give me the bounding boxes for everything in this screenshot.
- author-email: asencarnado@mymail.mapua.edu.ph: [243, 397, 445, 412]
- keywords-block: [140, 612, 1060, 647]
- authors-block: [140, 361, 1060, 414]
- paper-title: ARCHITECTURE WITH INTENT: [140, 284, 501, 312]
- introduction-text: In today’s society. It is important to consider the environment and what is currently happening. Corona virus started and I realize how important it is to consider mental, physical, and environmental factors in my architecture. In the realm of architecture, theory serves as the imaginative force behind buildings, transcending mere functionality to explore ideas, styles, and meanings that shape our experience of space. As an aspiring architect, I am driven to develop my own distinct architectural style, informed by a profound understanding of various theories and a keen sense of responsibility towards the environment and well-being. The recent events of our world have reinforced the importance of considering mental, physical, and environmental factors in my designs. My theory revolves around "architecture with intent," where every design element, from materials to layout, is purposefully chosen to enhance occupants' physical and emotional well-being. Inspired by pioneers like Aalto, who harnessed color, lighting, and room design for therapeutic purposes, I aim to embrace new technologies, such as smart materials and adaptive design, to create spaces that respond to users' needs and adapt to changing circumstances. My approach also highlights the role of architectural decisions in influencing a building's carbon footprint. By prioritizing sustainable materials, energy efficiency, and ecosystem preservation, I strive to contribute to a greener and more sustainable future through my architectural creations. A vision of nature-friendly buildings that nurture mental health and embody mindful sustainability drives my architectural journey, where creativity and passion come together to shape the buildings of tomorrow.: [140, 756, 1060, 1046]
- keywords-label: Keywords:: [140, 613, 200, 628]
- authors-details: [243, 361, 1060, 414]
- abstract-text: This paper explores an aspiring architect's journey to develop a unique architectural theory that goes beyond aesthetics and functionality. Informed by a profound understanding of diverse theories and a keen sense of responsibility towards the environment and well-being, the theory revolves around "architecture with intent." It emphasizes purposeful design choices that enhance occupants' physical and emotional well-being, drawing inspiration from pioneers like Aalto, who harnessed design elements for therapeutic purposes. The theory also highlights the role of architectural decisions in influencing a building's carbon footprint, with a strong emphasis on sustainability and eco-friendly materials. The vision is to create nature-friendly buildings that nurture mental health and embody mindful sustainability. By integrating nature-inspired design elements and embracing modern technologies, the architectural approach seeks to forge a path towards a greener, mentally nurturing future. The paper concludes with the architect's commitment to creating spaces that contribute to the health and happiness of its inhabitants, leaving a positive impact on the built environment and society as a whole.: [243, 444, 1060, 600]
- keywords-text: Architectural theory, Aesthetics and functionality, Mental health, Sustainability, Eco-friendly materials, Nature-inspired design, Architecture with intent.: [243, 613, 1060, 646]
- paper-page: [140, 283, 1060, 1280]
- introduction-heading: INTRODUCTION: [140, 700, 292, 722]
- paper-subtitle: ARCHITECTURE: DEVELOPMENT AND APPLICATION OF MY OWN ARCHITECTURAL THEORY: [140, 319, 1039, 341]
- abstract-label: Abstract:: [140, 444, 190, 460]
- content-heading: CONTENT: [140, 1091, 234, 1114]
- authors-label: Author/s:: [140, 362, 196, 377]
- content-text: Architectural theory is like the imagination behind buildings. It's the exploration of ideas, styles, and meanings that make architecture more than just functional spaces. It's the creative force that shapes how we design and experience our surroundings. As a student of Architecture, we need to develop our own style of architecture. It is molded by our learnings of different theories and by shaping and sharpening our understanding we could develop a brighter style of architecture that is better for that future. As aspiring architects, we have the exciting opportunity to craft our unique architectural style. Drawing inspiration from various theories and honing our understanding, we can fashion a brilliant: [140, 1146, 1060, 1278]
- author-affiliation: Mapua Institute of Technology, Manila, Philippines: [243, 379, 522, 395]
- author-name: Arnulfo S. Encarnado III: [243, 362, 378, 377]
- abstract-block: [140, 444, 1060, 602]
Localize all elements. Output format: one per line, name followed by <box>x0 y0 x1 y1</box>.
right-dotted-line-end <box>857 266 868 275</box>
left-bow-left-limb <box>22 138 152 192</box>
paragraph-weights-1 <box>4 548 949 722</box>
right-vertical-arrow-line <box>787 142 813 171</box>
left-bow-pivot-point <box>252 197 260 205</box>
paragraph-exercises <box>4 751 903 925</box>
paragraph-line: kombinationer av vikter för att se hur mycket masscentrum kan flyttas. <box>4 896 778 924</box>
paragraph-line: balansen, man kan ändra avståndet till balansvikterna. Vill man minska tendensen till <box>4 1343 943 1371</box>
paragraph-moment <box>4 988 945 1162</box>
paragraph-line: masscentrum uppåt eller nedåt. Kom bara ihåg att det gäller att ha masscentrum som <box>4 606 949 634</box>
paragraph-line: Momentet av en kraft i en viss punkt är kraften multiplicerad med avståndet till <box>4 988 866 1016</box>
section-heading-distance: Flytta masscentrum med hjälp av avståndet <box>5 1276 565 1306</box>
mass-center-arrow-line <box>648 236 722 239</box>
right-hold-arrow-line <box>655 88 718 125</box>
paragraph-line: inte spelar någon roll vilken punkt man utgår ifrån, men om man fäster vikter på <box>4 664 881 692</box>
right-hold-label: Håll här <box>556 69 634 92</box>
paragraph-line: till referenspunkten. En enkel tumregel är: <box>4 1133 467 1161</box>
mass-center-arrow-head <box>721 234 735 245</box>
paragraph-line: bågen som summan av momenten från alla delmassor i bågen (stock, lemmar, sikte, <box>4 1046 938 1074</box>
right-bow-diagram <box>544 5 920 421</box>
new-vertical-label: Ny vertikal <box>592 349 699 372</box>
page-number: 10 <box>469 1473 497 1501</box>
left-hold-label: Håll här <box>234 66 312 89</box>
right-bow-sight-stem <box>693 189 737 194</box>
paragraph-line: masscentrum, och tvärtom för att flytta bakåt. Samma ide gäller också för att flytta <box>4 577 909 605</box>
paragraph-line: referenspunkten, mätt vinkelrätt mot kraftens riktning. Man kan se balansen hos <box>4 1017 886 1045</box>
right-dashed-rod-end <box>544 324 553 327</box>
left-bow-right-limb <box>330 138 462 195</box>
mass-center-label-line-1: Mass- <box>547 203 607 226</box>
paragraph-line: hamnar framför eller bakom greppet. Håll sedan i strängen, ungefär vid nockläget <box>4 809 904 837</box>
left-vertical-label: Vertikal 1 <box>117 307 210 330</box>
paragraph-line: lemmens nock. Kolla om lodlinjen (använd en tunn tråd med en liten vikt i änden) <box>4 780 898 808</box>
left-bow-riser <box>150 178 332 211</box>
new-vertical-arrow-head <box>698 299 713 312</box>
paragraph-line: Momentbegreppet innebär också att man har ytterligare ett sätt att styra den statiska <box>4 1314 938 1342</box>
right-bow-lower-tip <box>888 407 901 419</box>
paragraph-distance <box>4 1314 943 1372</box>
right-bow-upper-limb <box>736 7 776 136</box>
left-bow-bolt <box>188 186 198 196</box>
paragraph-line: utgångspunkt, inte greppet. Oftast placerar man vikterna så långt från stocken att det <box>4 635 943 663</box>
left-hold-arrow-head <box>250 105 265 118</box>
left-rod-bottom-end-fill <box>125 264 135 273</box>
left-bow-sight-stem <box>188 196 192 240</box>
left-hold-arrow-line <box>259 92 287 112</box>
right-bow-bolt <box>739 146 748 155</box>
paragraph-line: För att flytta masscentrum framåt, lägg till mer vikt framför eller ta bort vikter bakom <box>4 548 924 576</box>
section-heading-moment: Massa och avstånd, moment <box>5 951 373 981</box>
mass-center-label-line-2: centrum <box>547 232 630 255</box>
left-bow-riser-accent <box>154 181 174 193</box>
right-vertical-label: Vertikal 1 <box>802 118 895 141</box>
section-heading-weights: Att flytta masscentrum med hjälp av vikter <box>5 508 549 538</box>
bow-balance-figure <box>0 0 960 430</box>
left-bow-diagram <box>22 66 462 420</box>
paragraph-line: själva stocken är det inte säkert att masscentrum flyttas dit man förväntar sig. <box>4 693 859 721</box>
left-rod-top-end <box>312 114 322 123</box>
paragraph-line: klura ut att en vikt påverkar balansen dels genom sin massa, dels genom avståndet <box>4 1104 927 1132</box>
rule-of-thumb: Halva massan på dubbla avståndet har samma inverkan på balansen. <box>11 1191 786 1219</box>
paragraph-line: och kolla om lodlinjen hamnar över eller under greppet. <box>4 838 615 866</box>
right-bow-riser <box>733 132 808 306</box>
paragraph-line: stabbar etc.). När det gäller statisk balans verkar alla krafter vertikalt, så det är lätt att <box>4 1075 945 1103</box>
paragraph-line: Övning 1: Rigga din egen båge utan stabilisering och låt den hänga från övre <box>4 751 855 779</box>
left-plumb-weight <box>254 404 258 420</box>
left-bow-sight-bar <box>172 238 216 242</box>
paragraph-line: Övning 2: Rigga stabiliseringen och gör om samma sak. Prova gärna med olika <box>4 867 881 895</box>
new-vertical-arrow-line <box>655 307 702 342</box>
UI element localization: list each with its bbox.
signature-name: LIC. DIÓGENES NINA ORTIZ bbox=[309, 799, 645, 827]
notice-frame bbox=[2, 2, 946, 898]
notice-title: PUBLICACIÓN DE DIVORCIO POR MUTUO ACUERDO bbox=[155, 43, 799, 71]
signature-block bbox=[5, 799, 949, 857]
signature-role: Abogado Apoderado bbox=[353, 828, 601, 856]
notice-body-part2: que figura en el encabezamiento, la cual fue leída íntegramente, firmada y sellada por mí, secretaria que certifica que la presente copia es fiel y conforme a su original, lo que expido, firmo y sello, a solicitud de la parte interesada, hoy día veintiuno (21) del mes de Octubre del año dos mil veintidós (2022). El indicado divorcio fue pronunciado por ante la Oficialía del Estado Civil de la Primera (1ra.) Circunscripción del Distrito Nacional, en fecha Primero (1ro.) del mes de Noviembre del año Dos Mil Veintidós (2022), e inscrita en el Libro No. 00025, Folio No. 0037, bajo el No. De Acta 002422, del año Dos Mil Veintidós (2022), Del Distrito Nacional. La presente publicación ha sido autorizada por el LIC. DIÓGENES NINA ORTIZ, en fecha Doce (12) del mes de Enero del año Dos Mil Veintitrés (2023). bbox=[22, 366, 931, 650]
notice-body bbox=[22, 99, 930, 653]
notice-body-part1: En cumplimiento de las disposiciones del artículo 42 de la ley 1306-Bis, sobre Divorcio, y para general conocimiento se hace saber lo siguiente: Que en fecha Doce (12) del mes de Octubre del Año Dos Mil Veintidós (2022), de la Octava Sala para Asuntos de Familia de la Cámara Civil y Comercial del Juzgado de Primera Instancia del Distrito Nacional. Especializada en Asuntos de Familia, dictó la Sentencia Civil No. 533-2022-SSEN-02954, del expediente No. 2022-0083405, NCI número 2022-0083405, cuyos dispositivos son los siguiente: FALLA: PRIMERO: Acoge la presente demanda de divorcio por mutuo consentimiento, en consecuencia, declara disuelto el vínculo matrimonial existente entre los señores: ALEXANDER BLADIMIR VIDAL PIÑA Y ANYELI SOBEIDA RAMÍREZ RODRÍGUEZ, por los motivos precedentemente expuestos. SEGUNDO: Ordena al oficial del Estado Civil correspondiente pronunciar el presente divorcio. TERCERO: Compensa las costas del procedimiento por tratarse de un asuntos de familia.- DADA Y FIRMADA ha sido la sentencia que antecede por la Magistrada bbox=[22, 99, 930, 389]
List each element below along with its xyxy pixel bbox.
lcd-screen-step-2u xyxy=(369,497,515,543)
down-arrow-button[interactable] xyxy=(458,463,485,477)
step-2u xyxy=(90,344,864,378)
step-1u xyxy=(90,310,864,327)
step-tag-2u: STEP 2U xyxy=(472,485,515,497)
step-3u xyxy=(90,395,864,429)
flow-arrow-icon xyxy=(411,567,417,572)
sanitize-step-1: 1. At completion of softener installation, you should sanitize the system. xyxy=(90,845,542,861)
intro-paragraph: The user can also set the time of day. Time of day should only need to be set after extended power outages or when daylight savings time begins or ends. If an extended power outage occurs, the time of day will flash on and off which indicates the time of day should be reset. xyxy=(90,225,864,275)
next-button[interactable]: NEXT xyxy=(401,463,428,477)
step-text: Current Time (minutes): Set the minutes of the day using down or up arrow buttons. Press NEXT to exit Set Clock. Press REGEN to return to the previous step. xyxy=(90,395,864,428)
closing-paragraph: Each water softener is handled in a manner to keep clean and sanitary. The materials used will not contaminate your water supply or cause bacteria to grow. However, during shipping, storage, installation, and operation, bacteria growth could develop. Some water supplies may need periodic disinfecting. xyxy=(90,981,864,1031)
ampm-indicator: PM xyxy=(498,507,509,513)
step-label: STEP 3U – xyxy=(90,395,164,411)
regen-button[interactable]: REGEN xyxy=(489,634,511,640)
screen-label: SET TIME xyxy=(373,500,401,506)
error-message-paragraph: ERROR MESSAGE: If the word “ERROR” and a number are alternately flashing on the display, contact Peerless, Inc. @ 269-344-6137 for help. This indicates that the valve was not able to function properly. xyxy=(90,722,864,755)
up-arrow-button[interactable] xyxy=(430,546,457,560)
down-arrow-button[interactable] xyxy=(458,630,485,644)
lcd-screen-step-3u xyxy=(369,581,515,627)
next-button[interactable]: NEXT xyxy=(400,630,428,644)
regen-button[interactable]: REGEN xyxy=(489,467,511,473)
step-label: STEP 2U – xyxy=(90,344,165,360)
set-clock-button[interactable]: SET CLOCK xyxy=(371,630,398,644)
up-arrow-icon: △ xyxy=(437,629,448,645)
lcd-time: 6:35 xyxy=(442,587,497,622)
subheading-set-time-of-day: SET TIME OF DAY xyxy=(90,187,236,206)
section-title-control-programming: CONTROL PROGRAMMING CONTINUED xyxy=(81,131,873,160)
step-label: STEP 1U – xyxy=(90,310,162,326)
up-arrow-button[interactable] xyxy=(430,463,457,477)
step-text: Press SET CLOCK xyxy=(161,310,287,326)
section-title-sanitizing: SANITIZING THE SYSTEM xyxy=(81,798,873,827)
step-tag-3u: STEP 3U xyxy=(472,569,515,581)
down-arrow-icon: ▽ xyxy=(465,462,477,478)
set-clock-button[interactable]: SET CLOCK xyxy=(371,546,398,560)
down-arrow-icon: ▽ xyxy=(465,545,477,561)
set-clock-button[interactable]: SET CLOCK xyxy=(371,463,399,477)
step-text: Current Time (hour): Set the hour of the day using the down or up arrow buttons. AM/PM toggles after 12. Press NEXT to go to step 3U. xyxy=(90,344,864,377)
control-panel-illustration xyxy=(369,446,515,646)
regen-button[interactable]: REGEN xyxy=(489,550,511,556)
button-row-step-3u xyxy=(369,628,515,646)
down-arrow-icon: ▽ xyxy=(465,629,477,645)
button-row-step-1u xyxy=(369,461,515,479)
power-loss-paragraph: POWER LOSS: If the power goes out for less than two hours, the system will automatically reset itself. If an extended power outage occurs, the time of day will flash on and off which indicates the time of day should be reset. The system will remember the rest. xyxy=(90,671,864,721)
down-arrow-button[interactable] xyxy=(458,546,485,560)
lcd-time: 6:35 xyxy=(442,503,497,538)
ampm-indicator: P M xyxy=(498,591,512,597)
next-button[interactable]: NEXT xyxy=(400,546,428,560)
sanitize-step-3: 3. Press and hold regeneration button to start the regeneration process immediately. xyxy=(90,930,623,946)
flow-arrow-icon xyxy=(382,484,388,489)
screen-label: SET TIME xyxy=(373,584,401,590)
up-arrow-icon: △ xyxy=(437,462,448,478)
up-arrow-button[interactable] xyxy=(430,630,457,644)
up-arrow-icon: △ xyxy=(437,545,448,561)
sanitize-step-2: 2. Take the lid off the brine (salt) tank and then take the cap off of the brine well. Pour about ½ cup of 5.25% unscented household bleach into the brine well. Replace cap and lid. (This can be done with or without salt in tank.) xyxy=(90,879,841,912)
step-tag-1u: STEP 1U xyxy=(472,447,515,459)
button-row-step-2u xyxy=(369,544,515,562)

-*-

YOUR GOAL: Each line containing "control" belongs in the answer; pick these out of the material and copy them.

RESPONSE TO THE EXERCISE:
section-title-control-programming: CONTROL PROGRAMMING CONTINUED xyxy=(81,131,873,160)
control-panel-illustration xyxy=(369,446,515,646)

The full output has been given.